Task details: Rewrite each of the records with every "x-tick-label" changed to "x-axis-label" and everything else left as it is. Leave out the pictures.

Recorded data:
<<<<
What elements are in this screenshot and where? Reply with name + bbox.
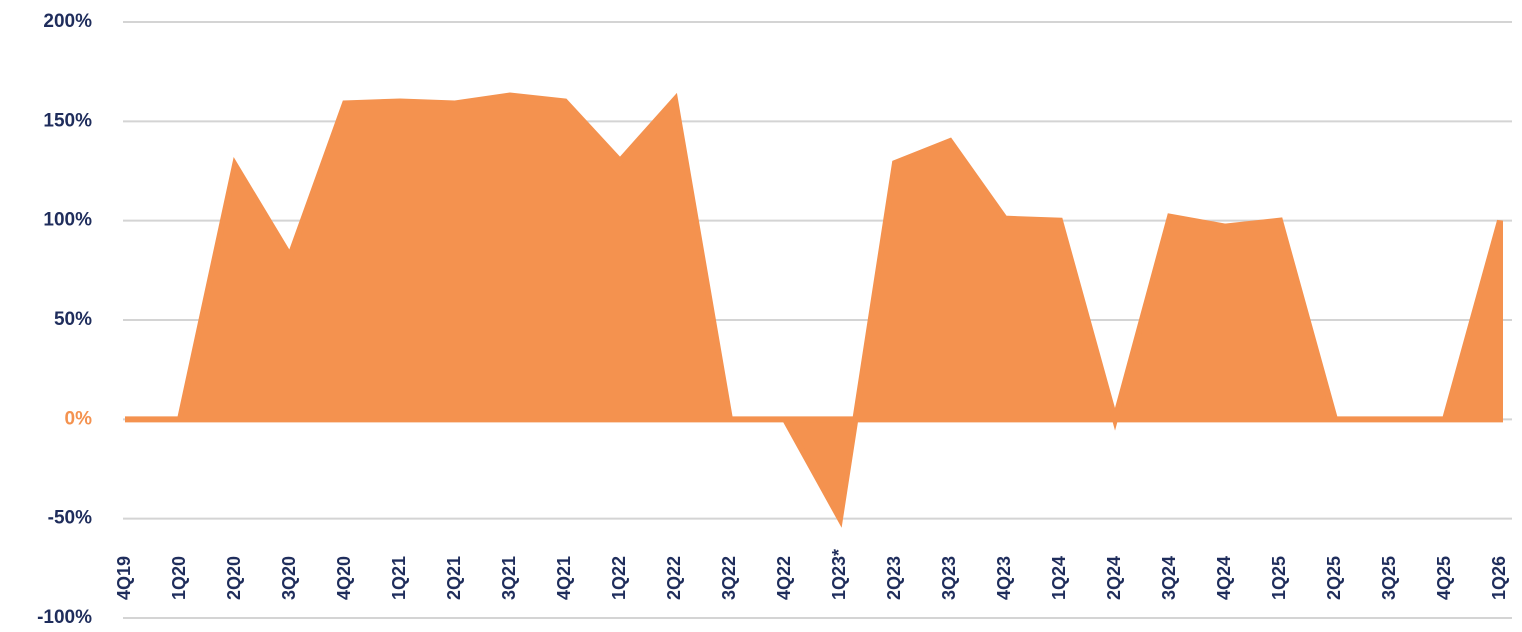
x-tick-label: 4Q22 [774,556,794,600]
x-tick-label: 4Q21 [554,556,574,600]
x-tick-label: 4Q19 [114,556,134,600]
x-tick-label: 4Q24 [1214,556,1234,600]
x-tick-label: 4Q25 [1434,556,1454,600]
x-tick-label: 3Q23 [939,556,959,600]
x-tick-label: 1Q25 [1269,556,1289,600]
x-tick-label: 3Q24 [1159,556,1179,600]
x-tick-label: 1Q26 [1489,556,1509,600]
x-tick-label: 2Q23 [884,556,904,600]
x-tick-label: 2Q25 [1324,556,1344,600]
x-tick-label: 3Q25 [1379,556,1399,600]
x-tick-label: 3Q21 [499,556,519,600]
y-tick-label: 0% [65,408,93,429]
x-tick-label: 2Q22 [664,556,684,600]
x-tick-label: 2Q20 [224,556,244,600]
x-tick-label: 2Q21 [444,556,464,600]
area [125,92,1503,528]
x-tick-label: 4Q23 [994,556,1014,600]
x-tick-label: 1Q24 [1049,556,1069,600]
y-tick-label: -50% [48,508,92,529]
x-tick-label: 3Q22 [719,556,739,600]
x-tick-label: 1Q20 [169,556,189,600]
x-tick-label: 3Q20 [279,556,299,600]
x-tick-label: 1Q22 [609,556,629,600]
y-tick-label: 100% [43,210,92,231]
y-tick-label: 150% [43,110,92,131]
y-tick-label: 50% [54,309,92,330]
x-tick-label: 2Q24 [1104,556,1124,600]
y-tick-label: 200% [43,11,92,32]
y-tick-label: -100% [37,607,92,628]
x-tick-label: 1Q21 [389,556,409,600]
x-tick-label: 4Q20 [334,556,354,600]
x-tick-label: 1Q23* [829,549,849,600]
>>>>
Completed exercise:
What elements are in this screenshot and where? Reply with name + bbox.
x-axis-label: 4Q22 [774,556,794,600]
x-axis-label: 4Q21 [554,556,574,600]
x-axis-label: 4Q19 [114,556,134,600]
x-axis-label: 4Q24 [1214,556,1234,600]
x-axis-label: 4Q25 [1434,556,1454,600]
x-axis-label: 3Q23 [939,556,959,600]
x-axis-label: 1Q25 [1269,556,1289,600]
x-axis-label: 3Q24 [1159,556,1179,600]
x-axis-label: 1Q26 [1489,556,1509,600]
x-axis-label: 2Q23 [884,556,904,600]
x-axis-label: 2Q25 [1324,556,1344,600]
x-axis-label: 3Q25 [1379,556,1399,600]
x-axis-label: 3Q21 [499,556,519,600]
y-tick-label: 0% [65,408,93,429]
x-axis-label: 2Q22 [664,556,684,600]
x-axis-label: 2Q20 [224,556,244,600]
x-axis-label: 2Q21 [444,556,464,600]
area [125,92,1503,528]
x-axis-label: 4Q23 [994,556,1014,600]
x-axis-label: 1Q24 [1049,556,1069,600]
y-tick-label: -50% [48,508,92,529]
x-axis-label: 3Q22 [719,556,739,600]
x-axis-label: 1Q20 [169,556,189,600]
x-axis-label: 3Q20 [279,556,299,600]
x-axis-label: 1Q22 [609,556,629,600]
y-tick-label: 100% [43,210,92,231]
y-tick-label: 150% [43,110,92,131]
y-tick-label: 50% [54,309,92,330]
x-axis-label: 2Q24 [1104,556,1124,600]
y-tick-label: 200% [43,11,92,32]
y-tick-label: -100% [37,607,92,628]
x-axis-label: 1Q21 [389,556,409,600]
x-axis-label: 4Q20 [334,556,354,600]
x-axis-label: 1Q23* [829,549,849,600]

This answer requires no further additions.